┌─ DATA FOR PROCESSING

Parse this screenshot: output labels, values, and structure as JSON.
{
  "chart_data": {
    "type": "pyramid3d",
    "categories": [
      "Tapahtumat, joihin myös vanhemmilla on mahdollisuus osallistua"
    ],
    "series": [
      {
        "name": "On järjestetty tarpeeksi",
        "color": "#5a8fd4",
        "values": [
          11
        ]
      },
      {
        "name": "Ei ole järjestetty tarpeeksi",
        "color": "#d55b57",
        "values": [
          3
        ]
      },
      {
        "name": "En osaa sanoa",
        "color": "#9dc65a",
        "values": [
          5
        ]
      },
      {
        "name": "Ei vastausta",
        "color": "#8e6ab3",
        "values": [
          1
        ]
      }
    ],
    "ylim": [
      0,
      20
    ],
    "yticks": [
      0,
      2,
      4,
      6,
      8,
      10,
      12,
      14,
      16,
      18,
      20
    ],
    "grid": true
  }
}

└─

* _WHAT THE TASK REQUIRES_
Each entry above needs to be retyped exactly.

* _SOLUTION TO THIS EXERCISE_
Parse this screenshot: output labels, values, and structure as JSON.
{
  "chart_data": {
    "type": "pyramid3d",
    "categories": [
      "Tapahtumat, joihin myös vanhemmilla on mahdollisuus osallistua"
    ],
    "series": [
      {
        "name": "On järjestetty tarpeeksi",
        "color": "#5a8fd4",
        "values": [
          11
        ]
      },
      {
        "name": "Ei ole järjestetty tarpeeksi",
        "color": "#d55b57",
        "values": [
          3
        ]
      },
      {
        "name": "En osaa sanoa",
        "color": "#9dc65a",
        "values": [
          5
        ]
      },
      {
        "name": "Ei vastausta",
        "color": "#8e6ab3",
        "values": [
          1
        ]
      }
    ],
    "ylim": [
      0,
      20
    ],
    "yticks": [
      0,
      2,
      4,
      6,
      8,
      10,
      12,
      14,
      16,
      18,
      20
    ],
    "grid": true
  }
}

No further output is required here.